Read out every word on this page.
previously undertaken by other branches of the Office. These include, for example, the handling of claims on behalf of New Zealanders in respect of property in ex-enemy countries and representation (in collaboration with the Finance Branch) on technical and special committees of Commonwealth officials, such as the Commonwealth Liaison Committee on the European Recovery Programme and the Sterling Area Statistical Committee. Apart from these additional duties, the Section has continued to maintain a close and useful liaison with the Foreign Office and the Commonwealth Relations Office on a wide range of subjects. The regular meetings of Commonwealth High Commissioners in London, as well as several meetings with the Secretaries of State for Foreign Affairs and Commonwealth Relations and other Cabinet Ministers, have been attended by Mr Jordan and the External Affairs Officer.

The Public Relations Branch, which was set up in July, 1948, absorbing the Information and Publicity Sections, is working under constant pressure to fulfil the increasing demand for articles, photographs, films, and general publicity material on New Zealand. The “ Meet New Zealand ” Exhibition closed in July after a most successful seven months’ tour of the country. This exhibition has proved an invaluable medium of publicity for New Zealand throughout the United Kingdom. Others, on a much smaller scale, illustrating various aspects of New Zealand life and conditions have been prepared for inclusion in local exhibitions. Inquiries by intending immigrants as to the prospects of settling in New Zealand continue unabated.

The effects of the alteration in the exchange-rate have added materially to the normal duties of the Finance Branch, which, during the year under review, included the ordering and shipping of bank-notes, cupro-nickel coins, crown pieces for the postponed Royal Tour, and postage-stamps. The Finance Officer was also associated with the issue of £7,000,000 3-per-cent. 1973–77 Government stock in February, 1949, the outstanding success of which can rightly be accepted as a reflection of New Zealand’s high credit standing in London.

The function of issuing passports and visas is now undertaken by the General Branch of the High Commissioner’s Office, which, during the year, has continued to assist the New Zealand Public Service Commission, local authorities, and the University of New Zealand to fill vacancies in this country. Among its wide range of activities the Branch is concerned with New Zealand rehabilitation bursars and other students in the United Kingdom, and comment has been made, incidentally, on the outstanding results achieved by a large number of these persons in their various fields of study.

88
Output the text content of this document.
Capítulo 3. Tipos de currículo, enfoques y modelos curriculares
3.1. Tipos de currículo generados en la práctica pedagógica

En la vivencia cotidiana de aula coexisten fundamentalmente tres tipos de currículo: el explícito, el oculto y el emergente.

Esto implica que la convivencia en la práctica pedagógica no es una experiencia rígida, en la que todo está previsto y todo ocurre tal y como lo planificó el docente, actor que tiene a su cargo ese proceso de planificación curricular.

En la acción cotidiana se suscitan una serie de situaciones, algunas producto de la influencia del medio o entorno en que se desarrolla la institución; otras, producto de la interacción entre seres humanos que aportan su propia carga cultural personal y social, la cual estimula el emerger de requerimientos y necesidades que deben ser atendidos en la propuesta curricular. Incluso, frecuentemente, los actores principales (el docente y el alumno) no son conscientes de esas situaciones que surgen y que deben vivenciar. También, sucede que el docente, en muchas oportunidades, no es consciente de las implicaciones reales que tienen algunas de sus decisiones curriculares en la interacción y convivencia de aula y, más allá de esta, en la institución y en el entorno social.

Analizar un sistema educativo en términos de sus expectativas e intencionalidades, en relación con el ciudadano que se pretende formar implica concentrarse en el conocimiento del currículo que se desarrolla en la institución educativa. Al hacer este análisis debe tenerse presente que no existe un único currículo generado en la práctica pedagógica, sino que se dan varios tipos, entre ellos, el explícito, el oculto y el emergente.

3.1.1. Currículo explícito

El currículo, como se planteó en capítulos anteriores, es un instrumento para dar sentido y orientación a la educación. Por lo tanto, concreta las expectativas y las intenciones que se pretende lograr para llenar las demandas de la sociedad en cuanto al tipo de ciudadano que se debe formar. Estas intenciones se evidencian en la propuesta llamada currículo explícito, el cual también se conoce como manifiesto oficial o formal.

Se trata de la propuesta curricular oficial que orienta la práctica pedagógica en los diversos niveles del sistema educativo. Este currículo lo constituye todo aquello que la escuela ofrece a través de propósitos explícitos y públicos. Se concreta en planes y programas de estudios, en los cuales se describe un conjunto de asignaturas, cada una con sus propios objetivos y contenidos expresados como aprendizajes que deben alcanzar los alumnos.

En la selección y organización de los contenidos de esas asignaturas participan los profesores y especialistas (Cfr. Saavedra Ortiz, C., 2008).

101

===

= To be done =
Write out the complete set of records exactly as given.

= Reply to the task =
Read out every word on this page.
previously undertaken by other branches of the Office. These include, for example, the handling of claims on behalf of New Zealanders in respect of property in ex-enemy countries and representation (in collaboration with the Finance Branch) on technical and special committees of Commonwealth officials, such as the Commonwealth Liaison Committee on the European Recovery Programme and the Sterling Area Statistical Committee. Apart from these additional duties, the Section has continued to maintain a close and useful liaison with the Foreign Office and the Commonwealth Relations Office on a wide range of subjects. The regular meetings of Commonwealth High Commissioners in London, as well as several meetings with the Secretaries of State for Foreign Affairs and Commonwealth Relations and other Cabinet Ministers, have been attended by Mr Jordan and the External Affairs Officer.

The Public Relations Branch, which was set up in July, 1948, absorbing the Information and Publicity Sections, is working under constant pressure to fulfil the increasing demand for articles, photographs, films, and general publicity material on New Zealand. The “ Meet New Zealand ” Exhibition closed in July after a most successful seven months’ tour of the country. This exhibition has proved an invaluable medium of publicity for New Zealand throughout the United Kingdom. Others, on a much smaller scale, illustrating various aspects of New Zealand life and conditions have been prepared for inclusion in local exhibitions. Inquiries by intending immigrants as to the prospects of settling in New Zealand continue unabated.

The effects of the alteration in the exchange-rate have added materially to the normal duties of the Finance Branch, which, during the year under review, included the ordering and shipping of bank-notes, cupro-nickel coins, crown pieces for the postponed Royal Tour, and postage-stamps. The Finance Officer was also associated with the issue of £7,000,000 3-per-cent. 1973–77 Government stock in February, 1949, the outstanding success of which can rightly be accepted as a reflection of New Zealand’s high credit standing in London.

The function of issuing passports and visas is now undertaken by the General Branch of the High Commissioner’s Office, which, during the year, has continued to assist the New Zealand Public Service Commission, local authorities, and the University of New Zealand to fill vacancies in this country. Among its wide range of activities the Branch is concerned with New Zealand rehabilitation bursars and other students in the United Kingdom, and comment has been made, incidentally, on the outstanding results achieved by a large number of these persons in their various fields of study.

88
Output the text content of this document.
Capítulo 3. Tipos de currículo, enfoques y modelos curriculares
3.1. Tipos de currículo generados en la práctica pedagógica

En la vivencia cotidiana de aula coexisten fundamentalmente tres tipos de currículo: el explícito, el oculto y el emergente.

Esto implica que la convivencia en la práctica pedagógica no es una experiencia rígida, en la que todo está previsto y todo ocurre tal y como lo planificó el docente, actor que tiene a su cargo ese proceso de planificación curricular.

En la acción cotidiana se suscitan una serie de situaciones, algunas producto de la influencia del medio o entorno en que se desarrolla la institución; otras, producto de la interacción entre seres humanos que aportan su propia carga cultural personal y social, la cual estimula el emerger de requerimientos y necesidades que deben ser atendidos en la propuesta curricular. Incluso, frecuentemente, los actores principales (el docente y el alumno) no son conscientes de esas situaciones que surgen y que deben vivenciar. También, sucede que el docente, en muchas oportunidades, no es consciente de las implicaciones reales que tienen algunas de sus decisiones curriculares en la interacción y convivencia de aula y, más allá de esta, en la institución y en el entorno social.

Analizar un sistema educativo en términos de sus expectativas e intencionalidades, en relación con el ciudadano que se pretende formar implica concentrarse en el conocimiento del currículo que se desarrolla en la institución educativa. Al hacer este análisis debe tenerse presente que no existe un único currículo generado en la práctica pedagógica, sino que se dan varios tipos, entre ellos, el explícito, el oculto y el emergente.

3.1.1. Currículo explícito

El currículo, como se planteó en capítulos anteriores, es un instrumento para dar sentido y orientación a la educación. Por lo tanto, concreta las expectativas y las intenciones que se pretende lograr para llenar las demandas de la sociedad en cuanto al tipo de ciudadano que se debe formar. Estas intenciones se evidencian en la propuesta llamada currículo explícito, el cual también se conoce como manifiesto oficial o formal.

Se trata de la propuesta curricular oficial que orienta la práctica pedagógica en los diversos niveles del sistema educativo. Este currículo lo constituye todo aquello que la escuela ofrece a través de propósitos explícitos y públicos. Se concreta en planes y programas de estudios, en los cuales se describe un conjunto de asignaturas, cada una con sus propios objetivos y contenidos expresados como aprendizajes que deben alcanzar los alumnos.

En la selección y organización de los contenidos de esas asignaturas participan los profesores y especialistas (Cfr. Saavedra Ortiz, C., 2008).

101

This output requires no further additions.